Stored data
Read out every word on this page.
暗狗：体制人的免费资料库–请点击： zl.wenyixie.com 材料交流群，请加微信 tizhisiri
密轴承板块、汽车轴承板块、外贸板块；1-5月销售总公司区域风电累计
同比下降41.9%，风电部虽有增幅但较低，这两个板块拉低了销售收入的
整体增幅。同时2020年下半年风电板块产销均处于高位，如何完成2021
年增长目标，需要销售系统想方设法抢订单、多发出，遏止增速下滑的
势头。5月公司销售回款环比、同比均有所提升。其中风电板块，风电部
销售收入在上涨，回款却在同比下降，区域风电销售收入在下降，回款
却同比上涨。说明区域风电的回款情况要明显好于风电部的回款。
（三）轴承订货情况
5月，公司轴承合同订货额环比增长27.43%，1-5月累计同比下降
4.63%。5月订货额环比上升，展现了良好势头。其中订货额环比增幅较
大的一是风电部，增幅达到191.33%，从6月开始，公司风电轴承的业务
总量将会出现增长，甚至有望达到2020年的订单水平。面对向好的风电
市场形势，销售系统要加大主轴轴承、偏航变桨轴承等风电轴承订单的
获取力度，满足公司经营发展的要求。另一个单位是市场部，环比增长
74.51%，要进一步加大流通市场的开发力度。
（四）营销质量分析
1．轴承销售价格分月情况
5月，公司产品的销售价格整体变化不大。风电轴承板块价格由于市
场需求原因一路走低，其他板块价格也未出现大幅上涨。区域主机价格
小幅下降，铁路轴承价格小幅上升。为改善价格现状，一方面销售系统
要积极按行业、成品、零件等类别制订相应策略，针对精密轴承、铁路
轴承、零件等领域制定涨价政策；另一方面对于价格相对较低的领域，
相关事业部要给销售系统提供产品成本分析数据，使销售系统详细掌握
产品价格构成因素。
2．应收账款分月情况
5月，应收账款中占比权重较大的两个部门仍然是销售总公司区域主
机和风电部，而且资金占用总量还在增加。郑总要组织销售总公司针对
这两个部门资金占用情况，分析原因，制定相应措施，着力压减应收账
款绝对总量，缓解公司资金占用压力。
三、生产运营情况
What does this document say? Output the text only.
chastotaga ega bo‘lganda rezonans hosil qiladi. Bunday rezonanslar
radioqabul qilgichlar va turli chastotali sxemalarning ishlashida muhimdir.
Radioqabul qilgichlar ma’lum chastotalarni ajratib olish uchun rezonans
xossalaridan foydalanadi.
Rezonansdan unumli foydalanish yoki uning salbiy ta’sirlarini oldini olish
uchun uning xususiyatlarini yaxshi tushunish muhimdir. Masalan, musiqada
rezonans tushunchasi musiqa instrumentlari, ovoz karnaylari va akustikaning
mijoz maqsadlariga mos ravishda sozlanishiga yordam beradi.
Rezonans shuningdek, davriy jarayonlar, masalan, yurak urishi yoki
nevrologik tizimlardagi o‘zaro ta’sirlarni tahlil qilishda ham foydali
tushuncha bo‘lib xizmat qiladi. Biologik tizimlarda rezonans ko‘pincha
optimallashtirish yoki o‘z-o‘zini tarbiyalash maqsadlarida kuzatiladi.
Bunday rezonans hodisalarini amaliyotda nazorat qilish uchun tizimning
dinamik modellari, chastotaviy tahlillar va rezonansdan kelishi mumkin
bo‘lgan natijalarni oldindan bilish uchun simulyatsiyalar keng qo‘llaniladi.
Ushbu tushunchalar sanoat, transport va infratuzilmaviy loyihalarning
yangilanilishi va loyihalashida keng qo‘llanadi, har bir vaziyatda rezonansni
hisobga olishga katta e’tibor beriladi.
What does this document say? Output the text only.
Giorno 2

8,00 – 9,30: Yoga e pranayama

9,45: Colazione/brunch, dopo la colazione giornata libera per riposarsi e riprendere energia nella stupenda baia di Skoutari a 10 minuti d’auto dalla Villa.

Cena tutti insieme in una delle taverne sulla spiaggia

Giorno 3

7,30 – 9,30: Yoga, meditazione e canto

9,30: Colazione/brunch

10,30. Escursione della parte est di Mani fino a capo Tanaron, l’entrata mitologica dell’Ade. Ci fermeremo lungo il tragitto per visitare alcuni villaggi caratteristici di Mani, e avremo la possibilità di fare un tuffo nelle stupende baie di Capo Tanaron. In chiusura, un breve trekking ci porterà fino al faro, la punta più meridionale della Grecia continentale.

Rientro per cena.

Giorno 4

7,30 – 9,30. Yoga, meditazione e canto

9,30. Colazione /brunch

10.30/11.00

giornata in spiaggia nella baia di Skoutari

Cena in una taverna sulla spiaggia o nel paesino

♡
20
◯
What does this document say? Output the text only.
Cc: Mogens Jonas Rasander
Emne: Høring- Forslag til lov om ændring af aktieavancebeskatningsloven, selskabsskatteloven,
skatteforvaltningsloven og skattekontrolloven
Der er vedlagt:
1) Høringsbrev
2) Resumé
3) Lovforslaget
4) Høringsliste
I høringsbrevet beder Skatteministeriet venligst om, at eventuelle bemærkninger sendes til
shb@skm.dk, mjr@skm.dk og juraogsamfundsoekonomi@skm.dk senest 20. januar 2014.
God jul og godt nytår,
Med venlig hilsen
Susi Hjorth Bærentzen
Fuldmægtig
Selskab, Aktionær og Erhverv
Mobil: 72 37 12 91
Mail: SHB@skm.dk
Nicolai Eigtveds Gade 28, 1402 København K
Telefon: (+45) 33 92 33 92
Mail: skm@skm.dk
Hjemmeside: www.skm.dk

§ **Aim of the exercise**
Write the data from above out again, exactly.

§ **Written answer**
Read out every word on this page.
暗狗：体制人的免费资料库–请点击： zl.wenyixie.com 材料交流群，请加微信 tizhisiri
密轴承板块、汽车轴承板块、外贸板块；1-5月销售总公司区域风电累计
同比下降41.9%，风电部虽有增幅但较低，这两个板块拉低了销售收入的
整体增幅。同时2020年下半年风电板块产销均处于高位，如何完成2021
年增长目标，需要销售系统想方设法抢订单、多发出，遏止增速下滑的
势头。5月公司销售回款环比、同比均有所提升。其中风电板块，风电部
销售收入在上涨，回款却在同比下降，区域风电销售收入在下降，回款
却同比上涨。说明区域风电的回款情况要明显好于风电部的回款。
（三）轴承订货情况
5月，公司轴承合同订货额环比增长27.43%，1-5月累计同比下降
4.63%。5月订货额环比上升，展现了良好势头。其中订货额环比增幅较
大的一是风电部，增幅达到191.33%，从6月开始，公司风电轴承的业务
总量将会出现增长，甚至有望达到2020年的订单水平。面对向好的风电
市场形势，销售系统要加大主轴轴承、偏航变桨轴承等风电轴承订单的
获取力度，满足公司经营发展的要求。另一个单位是市场部，环比增长
74.51%，要进一步加大流通市场的开发力度。
（四）营销质量分析
1．轴承销售价格分月情况
5月，公司产品的销售价格整体变化不大。风电轴承板块价格由于市
场需求原因一路走低，其他板块价格也未出现大幅上涨。区域主机价格
小幅下降，铁路轴承价格小幅上升。为改善价格现状，一方面销售系统
要积极按行业、成品、零件等类别制订相应策略，针对精密轴承、铁路
轴承、零件等领域制定涨价政策；另一方面对于价格相对较低的领域，
相关事业部要给销售系统提供产品成本分析数据，使销售系统详细掌握
产品价格构成因素。
2．应收账款分月情况
5月，应收账款中占比权重较大的两个部门仍然是销售总公司区域主
机和风电部，而且资金占用总量还在增加。郑总要组织销售总公司针对
这两个部门资金占用情况，分析原因，制定相应措施，着力压减应收账
款绝对总量，缓解公司资金占用压力。
三、生产运营情况
What does this document say? Output the text only.
chastotaga ega bo‘lganda rezonans hosil qiladi. Bunday rezonanslar
radioqabul qilgichlar va turli chastotali sxemalarning ishlashida muhimdir.
Radioqabul qilgichlar ma’lum chastotalarni ajratib olish uchun rezonans
xossalaridan foydalanadi.
Rezonansdan unumli foydalanish yoki uning salbiy ta’sirlarini oldini olish
uchun uning xususiyatlarini yaxshi tushunish muhimdir. Masalan, musiqada
rezonans tushunchasi musiqa instrumentlari, ovoz karnaylari va akustikaning
mijoz maqsadlariga mos ravishda sozlanishiga yordam beradi.
Rezonans shuningdek, davriy jarayonlar, masalan, yurak urishi yoki
nevrologik tizimlardagi o‘zaro ta’sirlarni tahlil qilishda ham foydali
tushuncha bo‘lib xizmat qiladi. Biologik tizimlarda rezonans ko‘pincha
optimallashtirish yoki o‘z-o‘zini tarbiyalash maqsadlarida kuzatiladi.
Bunday rezonans hodisalarini amaliyotda nazorat qilish uchun tizimning
dinamik modellari, chastotaviy tahlillar va rezonansdan kelishi mumkin
bo‘lgan natijalarni oldindan bilish uchun simulyatsiyalar keng qo‘llaniladi.
Ushbu tushunchalar sanoat, transport va infratuzilmaviy loyihalarning
yangilanilishi va loyihalashida keng qo‘llanadi, har bir vaziyatda rezonansni
hisobga olishga katta e’tibor beriladi.
What does this document say? Output the text only.
Giorno 2

8,00 – 9,30: Yoga e pranayama

9,45: Colazione/brunch, dopo la colazione giornata libera per riposarsi e riprendere energia nella stupenda baia di Skoutari a 10 minuti d’auto dalla Villa.

Cena tutti insieme in una delle taverne sulla spiaggia

Giorno 3

7,30 – 9,30: Yoga, meditazione e canto

9,30: Colazione/brunch

10,30. Escursione della parte est di Mani fino a capo Tanaron, l’entrata mitologica dell’Ade. Ci fermeremo lungo il tragitto per visitare alcuni villaggi caratteristici di Mani, e avremo la possibilità di fare un tuffo nelle stupende baie di Capo Tanaron. In chiusura, un breve trekking ci porterà fino al faro, la punta più meridionale della Grecia continentale.

Rientro per cena.

Giorno 4

7,30 – 9,30. Yoga, meditazione e canto

9,30. Colazione /brunch

10.30/11.00

giornata in spiaggia nella baia di Skoutari

Cena in una taverna sulla spiaggia o nel paesino

♡
20
◯
What does this document say? Output the text only.
Cc: Mogens Jonas Rasander
Emne: Høring- Forslag til lov om ændring af aktieavancebeskatningsloven, selskabsskatteloven,
skatteforvaltningsloven og skattekontrolloven
Der er vedlagt:
1) Høringsbrev
2) Resumé
3) Lovforslaget
4) Høringsliste
I høringsbrevet beder Skatteministeriet venligst om, at eventuelle bemærkninger sendes til
shb@skm.dk, mjr@skm.dk og juraogsamfundsoekonomi@skm.dk senest 20. januar 2014.
God jul og godt nytår,
Med venlig hilsen
Susi Hjorth Bærentzen
Fuldmægtig
Selskab, Aktionær og Erhverv
Mobil: 72 37 12 91
Mail: SHB@skm.dk
Nicolai Eigtveds Gade 28, 1402 København K
Telefon: (+45) 33 92 33 92
Mail: skm@skm.dk
Hjemmeside: www.skm.dk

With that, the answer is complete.